>> begin

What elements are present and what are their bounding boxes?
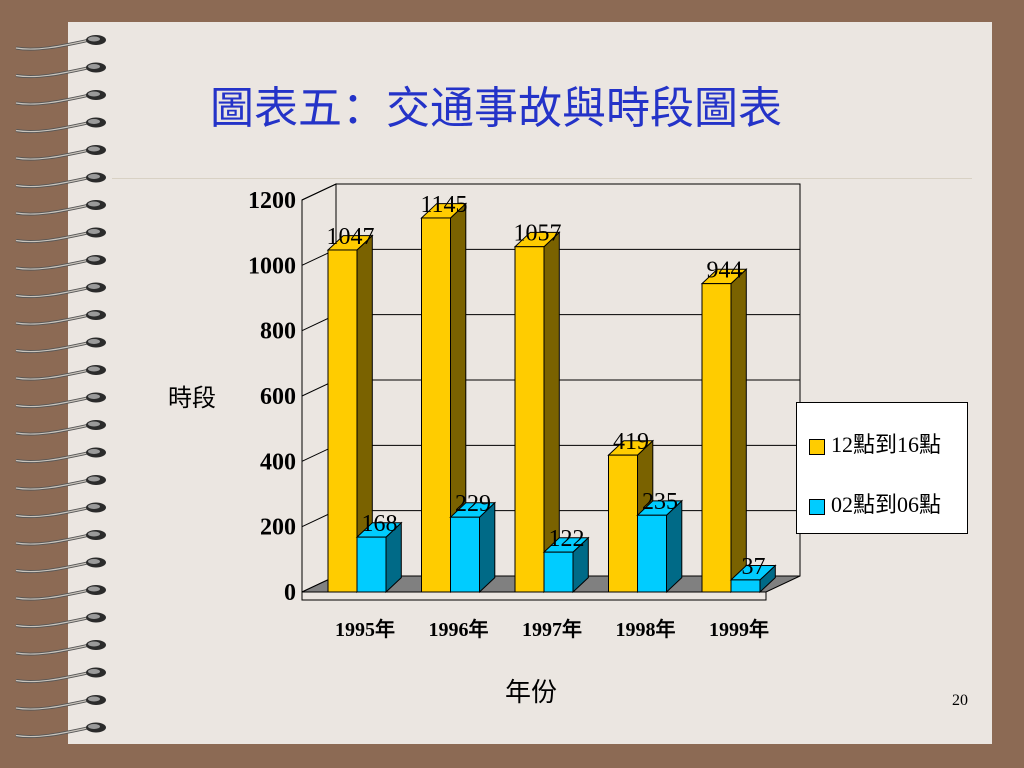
binding-ring: [15, 35, 106, 51]
binding-ring: [15, 227, 106, 244]
title-divider: [112, 178, 972, 179]
binding-ring: [15, 612, 106, 629]
binding-ring: [15, 585, 106, 601]
bar-02-06-4: [729, 564, 777, 594]
bar-12-16-1: [420, 202, 468, 594]
chart-floor-edge: [301, 591, 767, 601]
data-label: 1047: [327, 224, 375, 250]
legend-swatch-12-16: [809, 438, 825, 455]
y-axis-title: 時段: [168, 384, 216, 412]
bar-02-06-0: [355, 521, 403, 594]
binding-ring: [15, 502, 106, 519]
binding-ring: [15, 475, 106, 491]
data-label: 122: [549, 526, 585, 552]
binding-ring: [15, 200, 106, 216]
x-axis-title: 年份: [505, 678, 558, 708]
binding-ring: [15, 640, 106, 656]
binding-ring: [15, 420, 106, 436]
binding-ring: [15, 695, 106, 711]
legend-swatch-02-06: [809, 498, 825, 515]
bar-12-16-4: [700, 268, 748, 594]
y-tick-label: 1000: [248, 253, 296, 279]
y-tick-label: 400: [260, 449, 296, 475]
legend-item-12-16: 12點到16點: [809, 427, 941, 459]
gridline: [301, 183, 800, 201]
y-tick-label: 600: [260, 384, 296, 410]
binding-ring: [15, 337, 106, 354]
binding-ring: [15, 722, 106, 739]
data-label: 944: [707, 258, 743, 284]
page-number: 20: [952, 692, 968, 709]
binding-ring: [15, 62, 106, 79]
chart-legend: 12點到16點 02點到06點: [796, 402, 968, 534]
data-label: 229: [455, 491, 491, 517]
x-tick-label: 1999年: [709, 617, 769, 641]
y-tick-label: 0: [284, 580, 296, 606]
x-tick-label: 1996年: [429, 617, 489, 641]
legend-label-12-16: 12點到16點: [831, 432, 942, 457]
binding-ring: [15, 667, 106, 684]
data-label: 235: [642, 489, 678, 515]
binding-ring: [15, 447, 106, 464]
binding-ring: [15, 310, 106, 326]
binding-ring: [15, 365, 106, 381]
x-tick-label: 1995年: [335, 617, 395, 641]
binding-ring: [15, 117, 106, 134]
binding-ring: [15, 282, 106, 299]
binding-ring: [15, 255, 106, 271]
bar-02-06-3: [636, 499, 684, 594]
bar-12-16-0: [326, 234, 374, 594]
binding-ring: [15, 557, 106, 574]
legend-item-02-06: 02點到06點: [809, 487, 941, 519]
data-label: 1145: [420, 192, 467, 218]
spiral-binding: [15, 35, 106, 739]
data-label: 419: [613, 429, 649, 455]
data-label: 37: [742, 554, 766, 580]
binding-ring: [15, 392, 106, 409]
bar-12-16-2: [513, 231, 561, 594]
binding-ring: [15, 172, 106, 189]
y-tick-label: 1200: [248, 188, 296, 214]
x-tick-label: 1998年: [616, 617, 676, 641]
binding-ring: [15, 530, 106, 546]
y-tick-label: 200: [260, 515, 296, 541]
bar-02-06-1: [449, 501, 497, 594]
binding-ring: [15, 90, 106, 106]
x-tick-label: 1997年: [522, 617, 582, 641]
slide-title: 圖表五：交通事故與時段圖表: [210, 83, 782, 134]
binding-ring: [15, 145, 106, 161]
y-tick-label: 800: [260, 319, 296, 345]
bar-02-06-2: [542, 536, 590, 594]
data-label: 168: [362, 511, 398, 537]
data-label: 1057: [514, 221, 562, 247]
legend-label-02-06: 02點到06點: [831, 492, 942, 517]
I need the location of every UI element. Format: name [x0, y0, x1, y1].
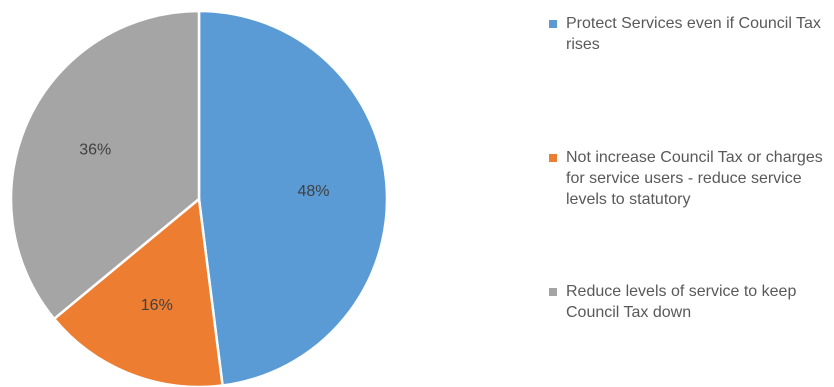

>> end

**EXERCISE GOAL**
Report every line of the items above that contains the string "data", copying each line in full. Matches are case-sensitive.

**EXERCISE ANSWER**
data-label: 1047: [327, 224, 375, 250]
data-label: 122: [549, 526, 585, 552]
data-label: 944: [707, 258, 743, 284]
data-label: 229: [455, 491, 491, 517]
data-label: 235: [642, 489, 678, 515]
data-label: 1145: [420, 192, 467, 218]
data-label: 419: [613, 429, 649, 455]
data-label: 37: [742, 554, 766, 580]
data-label: 168: [362, 511, 398, 537]
data-label: 1057: [514, 221, 562, 247]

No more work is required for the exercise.